◆ TASK ◆
Count the lines containing "Alive". Give the number alone.

◆ RECORDS PROVIDED ◆
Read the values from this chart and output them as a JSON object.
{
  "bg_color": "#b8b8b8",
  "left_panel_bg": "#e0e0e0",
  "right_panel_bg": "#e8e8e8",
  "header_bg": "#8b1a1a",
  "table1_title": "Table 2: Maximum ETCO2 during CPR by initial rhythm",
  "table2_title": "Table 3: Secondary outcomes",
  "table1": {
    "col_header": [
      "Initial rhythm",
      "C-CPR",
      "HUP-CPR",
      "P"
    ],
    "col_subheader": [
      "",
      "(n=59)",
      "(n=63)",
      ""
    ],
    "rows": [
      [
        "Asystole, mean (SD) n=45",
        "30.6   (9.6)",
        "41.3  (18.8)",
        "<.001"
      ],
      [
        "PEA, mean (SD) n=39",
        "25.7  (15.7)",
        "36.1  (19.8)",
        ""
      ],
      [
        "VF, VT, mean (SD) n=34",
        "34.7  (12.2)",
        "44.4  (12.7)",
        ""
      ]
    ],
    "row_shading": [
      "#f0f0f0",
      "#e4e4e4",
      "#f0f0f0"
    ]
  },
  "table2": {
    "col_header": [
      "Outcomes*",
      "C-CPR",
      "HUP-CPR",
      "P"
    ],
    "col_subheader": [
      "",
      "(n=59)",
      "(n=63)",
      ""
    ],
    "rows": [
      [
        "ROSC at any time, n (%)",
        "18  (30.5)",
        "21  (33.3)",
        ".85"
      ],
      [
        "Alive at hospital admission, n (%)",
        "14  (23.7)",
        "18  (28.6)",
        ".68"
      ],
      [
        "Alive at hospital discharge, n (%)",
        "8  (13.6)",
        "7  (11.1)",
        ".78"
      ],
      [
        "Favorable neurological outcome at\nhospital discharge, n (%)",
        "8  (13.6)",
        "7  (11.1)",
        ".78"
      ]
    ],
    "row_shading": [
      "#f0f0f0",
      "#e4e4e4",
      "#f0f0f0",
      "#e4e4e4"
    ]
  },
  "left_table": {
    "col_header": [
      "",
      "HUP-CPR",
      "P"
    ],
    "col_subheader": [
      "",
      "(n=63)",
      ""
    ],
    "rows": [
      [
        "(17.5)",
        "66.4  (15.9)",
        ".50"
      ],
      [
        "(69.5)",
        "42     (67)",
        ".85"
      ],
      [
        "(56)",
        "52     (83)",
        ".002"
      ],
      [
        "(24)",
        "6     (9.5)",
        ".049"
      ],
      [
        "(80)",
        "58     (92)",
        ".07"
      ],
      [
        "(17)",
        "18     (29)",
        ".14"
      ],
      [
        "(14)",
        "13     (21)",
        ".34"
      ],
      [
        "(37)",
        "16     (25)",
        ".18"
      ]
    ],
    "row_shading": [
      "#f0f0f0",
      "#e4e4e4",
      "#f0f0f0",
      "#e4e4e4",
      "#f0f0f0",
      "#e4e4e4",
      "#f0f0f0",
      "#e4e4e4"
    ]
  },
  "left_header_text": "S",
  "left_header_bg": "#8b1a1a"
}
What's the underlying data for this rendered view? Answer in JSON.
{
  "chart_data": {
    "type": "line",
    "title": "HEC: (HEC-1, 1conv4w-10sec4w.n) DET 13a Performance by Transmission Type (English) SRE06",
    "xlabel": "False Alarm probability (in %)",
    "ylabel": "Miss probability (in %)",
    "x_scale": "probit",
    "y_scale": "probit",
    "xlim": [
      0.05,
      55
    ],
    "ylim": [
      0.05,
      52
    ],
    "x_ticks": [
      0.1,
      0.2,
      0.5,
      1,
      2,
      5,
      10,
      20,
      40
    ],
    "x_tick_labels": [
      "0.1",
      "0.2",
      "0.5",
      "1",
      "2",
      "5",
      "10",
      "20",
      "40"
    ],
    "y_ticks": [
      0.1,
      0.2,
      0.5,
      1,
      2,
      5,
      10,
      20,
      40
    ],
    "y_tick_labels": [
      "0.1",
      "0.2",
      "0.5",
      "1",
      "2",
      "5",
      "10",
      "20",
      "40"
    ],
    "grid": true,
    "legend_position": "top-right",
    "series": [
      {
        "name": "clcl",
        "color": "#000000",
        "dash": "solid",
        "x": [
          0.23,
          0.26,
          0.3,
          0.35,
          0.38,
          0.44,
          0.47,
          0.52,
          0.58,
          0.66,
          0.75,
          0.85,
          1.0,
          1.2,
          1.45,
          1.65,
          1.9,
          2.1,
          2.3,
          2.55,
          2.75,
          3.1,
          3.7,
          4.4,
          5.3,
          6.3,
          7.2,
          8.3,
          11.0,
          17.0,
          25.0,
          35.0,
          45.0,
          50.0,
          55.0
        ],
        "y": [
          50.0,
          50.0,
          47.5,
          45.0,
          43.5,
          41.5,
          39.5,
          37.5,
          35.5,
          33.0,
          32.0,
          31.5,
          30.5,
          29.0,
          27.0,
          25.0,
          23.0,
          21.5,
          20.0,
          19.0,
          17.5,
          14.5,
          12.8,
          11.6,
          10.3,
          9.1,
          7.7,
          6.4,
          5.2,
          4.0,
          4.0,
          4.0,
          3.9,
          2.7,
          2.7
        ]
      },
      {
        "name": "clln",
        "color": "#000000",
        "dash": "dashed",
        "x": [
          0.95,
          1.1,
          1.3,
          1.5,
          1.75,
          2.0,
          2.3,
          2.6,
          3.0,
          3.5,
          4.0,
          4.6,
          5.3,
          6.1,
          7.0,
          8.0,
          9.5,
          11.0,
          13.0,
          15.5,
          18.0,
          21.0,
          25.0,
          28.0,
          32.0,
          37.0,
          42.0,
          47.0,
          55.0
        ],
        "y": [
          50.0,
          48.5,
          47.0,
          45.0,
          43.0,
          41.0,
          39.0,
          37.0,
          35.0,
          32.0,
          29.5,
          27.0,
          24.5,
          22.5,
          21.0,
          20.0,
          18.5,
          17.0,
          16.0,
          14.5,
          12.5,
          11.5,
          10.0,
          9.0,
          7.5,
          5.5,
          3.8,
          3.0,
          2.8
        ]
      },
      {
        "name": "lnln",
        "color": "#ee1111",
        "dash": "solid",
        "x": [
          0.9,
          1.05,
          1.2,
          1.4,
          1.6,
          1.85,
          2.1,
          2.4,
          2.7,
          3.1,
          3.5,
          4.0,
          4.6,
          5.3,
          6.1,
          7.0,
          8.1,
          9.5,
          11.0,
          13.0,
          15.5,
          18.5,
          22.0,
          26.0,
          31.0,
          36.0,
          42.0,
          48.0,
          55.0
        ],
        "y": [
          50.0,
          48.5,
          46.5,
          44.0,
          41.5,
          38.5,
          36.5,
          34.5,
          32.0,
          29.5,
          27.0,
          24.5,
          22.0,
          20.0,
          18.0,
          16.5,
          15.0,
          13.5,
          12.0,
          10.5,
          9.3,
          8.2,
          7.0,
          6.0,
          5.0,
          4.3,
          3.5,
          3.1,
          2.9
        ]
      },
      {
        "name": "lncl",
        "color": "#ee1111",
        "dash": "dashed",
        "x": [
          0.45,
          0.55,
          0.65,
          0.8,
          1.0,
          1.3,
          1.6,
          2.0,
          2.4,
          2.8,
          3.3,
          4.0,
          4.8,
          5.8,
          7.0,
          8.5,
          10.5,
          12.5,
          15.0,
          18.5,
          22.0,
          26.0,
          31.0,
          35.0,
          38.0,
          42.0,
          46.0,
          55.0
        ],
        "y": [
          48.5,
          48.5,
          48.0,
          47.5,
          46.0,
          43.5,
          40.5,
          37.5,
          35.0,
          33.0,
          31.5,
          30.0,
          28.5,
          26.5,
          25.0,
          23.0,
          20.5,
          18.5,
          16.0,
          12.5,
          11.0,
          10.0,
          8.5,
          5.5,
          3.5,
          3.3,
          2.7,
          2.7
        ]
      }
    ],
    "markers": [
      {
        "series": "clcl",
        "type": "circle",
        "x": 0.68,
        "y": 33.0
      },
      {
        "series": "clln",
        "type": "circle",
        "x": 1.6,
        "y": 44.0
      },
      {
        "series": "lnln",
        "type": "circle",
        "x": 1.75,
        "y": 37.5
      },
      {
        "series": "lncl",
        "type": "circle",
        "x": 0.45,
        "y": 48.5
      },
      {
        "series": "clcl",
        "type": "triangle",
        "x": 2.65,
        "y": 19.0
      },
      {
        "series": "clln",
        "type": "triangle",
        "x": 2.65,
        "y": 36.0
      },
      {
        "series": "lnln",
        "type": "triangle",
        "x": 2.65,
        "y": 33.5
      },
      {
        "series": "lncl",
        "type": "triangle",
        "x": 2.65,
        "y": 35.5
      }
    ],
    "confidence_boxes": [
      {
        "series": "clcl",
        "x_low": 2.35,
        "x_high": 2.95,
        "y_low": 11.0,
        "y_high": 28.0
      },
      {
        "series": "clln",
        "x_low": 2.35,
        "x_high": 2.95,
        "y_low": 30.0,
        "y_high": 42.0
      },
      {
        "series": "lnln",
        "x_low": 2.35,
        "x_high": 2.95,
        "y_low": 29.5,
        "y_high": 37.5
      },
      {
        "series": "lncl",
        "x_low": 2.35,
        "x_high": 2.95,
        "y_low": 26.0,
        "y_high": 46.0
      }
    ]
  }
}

◆ CORRECT OUTPUT ◆
2